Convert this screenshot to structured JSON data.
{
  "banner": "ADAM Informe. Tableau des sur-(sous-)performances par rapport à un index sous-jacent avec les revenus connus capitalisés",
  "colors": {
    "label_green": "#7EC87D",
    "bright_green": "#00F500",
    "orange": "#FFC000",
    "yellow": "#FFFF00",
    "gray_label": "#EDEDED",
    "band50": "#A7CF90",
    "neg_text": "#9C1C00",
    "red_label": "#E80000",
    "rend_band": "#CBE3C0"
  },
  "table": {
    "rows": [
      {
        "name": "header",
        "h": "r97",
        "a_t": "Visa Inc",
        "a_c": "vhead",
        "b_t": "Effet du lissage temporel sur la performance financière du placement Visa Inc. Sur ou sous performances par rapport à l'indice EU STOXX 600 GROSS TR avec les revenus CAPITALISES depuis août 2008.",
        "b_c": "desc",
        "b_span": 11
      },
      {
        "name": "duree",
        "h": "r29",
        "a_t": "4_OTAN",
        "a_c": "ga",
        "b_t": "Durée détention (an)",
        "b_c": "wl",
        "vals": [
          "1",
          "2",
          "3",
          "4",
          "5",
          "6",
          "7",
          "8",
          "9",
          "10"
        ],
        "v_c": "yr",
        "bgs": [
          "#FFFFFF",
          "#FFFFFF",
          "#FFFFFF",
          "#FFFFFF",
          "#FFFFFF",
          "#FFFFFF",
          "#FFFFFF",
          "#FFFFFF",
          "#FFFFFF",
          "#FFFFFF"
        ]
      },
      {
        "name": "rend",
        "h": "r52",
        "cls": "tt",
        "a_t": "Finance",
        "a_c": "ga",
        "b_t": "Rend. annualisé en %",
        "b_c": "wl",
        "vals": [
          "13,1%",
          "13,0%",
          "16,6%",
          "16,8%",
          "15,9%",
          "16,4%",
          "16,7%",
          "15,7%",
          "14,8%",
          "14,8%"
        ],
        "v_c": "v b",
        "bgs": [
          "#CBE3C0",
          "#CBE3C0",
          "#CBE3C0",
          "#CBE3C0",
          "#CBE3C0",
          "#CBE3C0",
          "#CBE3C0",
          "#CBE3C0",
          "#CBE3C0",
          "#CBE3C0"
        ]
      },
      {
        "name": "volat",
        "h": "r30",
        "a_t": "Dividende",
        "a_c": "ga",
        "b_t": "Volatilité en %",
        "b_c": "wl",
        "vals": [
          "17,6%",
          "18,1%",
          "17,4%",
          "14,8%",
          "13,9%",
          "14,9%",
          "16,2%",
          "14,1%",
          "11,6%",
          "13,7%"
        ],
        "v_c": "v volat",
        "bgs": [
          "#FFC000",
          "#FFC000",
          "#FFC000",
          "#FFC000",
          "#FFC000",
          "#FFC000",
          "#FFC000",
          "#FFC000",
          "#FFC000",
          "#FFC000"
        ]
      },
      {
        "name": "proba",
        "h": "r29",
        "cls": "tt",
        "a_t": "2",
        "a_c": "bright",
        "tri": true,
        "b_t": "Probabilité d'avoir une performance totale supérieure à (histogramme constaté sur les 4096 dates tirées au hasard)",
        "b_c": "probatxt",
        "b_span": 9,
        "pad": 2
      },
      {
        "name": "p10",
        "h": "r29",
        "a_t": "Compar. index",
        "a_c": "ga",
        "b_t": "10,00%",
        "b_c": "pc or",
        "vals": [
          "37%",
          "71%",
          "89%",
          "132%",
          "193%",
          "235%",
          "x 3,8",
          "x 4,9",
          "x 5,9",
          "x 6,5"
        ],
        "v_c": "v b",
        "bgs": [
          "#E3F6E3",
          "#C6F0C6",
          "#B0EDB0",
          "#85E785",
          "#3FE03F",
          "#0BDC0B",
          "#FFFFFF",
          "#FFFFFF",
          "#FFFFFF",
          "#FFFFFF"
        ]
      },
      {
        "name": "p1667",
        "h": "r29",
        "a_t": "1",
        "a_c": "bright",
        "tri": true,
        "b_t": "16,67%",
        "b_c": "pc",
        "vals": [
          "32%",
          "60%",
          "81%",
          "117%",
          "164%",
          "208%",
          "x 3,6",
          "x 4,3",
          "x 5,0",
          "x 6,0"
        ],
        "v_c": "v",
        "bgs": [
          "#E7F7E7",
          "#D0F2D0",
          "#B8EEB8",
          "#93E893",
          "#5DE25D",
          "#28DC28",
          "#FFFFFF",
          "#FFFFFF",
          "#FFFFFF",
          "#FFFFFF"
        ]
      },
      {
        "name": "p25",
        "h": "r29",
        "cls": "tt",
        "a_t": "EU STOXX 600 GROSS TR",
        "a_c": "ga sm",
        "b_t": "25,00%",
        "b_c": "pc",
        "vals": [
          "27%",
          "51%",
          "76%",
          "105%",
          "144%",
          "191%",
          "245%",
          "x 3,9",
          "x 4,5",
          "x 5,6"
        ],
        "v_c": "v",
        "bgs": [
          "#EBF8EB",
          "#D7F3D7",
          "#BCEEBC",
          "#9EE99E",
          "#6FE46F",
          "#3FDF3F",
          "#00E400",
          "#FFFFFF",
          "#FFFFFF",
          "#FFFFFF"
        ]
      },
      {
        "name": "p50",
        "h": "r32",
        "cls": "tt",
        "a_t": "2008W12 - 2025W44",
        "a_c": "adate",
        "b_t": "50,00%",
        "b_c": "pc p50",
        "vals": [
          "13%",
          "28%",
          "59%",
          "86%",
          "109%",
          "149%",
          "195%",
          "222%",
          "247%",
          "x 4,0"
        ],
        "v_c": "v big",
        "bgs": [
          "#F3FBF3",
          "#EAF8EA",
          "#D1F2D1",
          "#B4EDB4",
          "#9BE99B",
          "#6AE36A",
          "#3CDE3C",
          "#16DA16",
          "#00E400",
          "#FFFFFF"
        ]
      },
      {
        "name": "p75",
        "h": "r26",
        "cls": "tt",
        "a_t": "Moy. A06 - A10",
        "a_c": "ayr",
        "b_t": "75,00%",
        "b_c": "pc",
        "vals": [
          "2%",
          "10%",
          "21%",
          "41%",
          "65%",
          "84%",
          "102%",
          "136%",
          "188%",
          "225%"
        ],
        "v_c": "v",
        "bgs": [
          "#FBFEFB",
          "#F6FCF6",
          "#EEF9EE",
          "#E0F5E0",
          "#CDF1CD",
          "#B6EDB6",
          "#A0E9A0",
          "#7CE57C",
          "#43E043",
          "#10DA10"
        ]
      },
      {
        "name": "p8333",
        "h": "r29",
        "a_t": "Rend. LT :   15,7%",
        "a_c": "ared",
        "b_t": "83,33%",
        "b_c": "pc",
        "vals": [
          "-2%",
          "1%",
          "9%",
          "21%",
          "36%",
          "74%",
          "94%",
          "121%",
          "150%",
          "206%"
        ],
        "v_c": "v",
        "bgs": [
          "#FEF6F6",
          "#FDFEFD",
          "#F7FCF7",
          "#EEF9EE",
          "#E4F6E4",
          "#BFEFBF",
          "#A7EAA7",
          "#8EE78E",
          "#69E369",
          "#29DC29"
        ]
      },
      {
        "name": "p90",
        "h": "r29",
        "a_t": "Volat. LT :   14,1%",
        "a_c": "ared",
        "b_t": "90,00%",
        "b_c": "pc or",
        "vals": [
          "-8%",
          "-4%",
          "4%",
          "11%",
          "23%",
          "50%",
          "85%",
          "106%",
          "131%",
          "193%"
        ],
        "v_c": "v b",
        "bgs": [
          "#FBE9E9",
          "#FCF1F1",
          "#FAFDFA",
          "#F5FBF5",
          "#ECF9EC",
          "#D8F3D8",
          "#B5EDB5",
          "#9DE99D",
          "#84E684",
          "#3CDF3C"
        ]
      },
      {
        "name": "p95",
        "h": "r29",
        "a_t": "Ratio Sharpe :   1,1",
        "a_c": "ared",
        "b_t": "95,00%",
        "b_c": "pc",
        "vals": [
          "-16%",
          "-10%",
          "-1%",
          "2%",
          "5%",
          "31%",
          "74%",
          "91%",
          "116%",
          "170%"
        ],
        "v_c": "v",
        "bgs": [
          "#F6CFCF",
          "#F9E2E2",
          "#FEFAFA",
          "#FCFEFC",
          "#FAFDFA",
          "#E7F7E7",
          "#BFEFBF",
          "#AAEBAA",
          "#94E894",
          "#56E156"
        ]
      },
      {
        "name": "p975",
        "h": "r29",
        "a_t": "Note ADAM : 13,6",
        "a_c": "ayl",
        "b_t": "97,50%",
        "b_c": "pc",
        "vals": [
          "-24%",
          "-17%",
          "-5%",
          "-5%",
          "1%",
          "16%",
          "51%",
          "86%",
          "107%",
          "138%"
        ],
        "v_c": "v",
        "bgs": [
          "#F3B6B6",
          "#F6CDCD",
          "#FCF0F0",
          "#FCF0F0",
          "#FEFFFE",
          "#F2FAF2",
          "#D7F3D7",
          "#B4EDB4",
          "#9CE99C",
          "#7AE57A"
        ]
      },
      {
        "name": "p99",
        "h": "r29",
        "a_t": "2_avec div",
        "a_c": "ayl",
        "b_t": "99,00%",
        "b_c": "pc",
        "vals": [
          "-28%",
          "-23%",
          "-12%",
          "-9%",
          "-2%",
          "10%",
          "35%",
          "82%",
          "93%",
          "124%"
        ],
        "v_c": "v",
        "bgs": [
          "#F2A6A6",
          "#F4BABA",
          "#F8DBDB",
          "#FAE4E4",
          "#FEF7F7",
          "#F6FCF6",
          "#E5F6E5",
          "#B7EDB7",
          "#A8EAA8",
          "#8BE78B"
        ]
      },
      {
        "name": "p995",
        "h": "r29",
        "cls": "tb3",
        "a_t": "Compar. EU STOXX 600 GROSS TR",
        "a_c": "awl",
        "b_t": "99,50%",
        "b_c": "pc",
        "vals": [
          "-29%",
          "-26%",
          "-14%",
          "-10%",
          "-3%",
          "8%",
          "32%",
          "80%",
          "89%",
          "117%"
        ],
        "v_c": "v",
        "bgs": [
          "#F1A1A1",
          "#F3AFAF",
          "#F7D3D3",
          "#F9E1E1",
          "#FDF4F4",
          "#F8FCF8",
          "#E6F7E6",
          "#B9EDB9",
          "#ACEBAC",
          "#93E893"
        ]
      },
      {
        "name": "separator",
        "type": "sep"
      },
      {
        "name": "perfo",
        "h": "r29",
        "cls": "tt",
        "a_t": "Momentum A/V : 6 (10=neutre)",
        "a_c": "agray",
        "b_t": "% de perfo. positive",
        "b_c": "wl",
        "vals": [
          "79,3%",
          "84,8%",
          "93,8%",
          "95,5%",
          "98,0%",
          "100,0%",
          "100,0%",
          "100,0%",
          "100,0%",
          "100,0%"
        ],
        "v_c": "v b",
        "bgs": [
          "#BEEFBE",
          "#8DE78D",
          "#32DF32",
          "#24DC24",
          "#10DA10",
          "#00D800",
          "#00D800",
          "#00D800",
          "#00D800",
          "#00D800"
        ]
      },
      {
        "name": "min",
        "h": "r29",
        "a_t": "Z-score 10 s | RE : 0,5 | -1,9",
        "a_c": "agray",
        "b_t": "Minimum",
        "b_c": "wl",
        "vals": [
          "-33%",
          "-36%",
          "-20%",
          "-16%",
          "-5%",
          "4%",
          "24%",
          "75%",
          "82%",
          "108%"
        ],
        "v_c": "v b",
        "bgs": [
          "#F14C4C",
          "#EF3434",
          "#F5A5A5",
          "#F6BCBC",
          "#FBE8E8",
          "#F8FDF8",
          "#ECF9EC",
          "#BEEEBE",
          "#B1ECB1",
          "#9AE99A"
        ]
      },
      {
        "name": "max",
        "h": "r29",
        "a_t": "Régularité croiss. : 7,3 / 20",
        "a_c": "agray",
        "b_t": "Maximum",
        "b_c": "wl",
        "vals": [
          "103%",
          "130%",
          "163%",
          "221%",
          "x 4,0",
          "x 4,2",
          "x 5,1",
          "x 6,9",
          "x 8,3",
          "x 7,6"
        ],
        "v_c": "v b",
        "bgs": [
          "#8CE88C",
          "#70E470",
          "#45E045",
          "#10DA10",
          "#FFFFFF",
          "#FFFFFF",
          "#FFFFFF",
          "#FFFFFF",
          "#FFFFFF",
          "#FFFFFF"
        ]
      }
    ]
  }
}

- - -

- Given problem: Across the entries, how many lines hold the word "rapport"? Say only the number.

- Answer to the problem: 2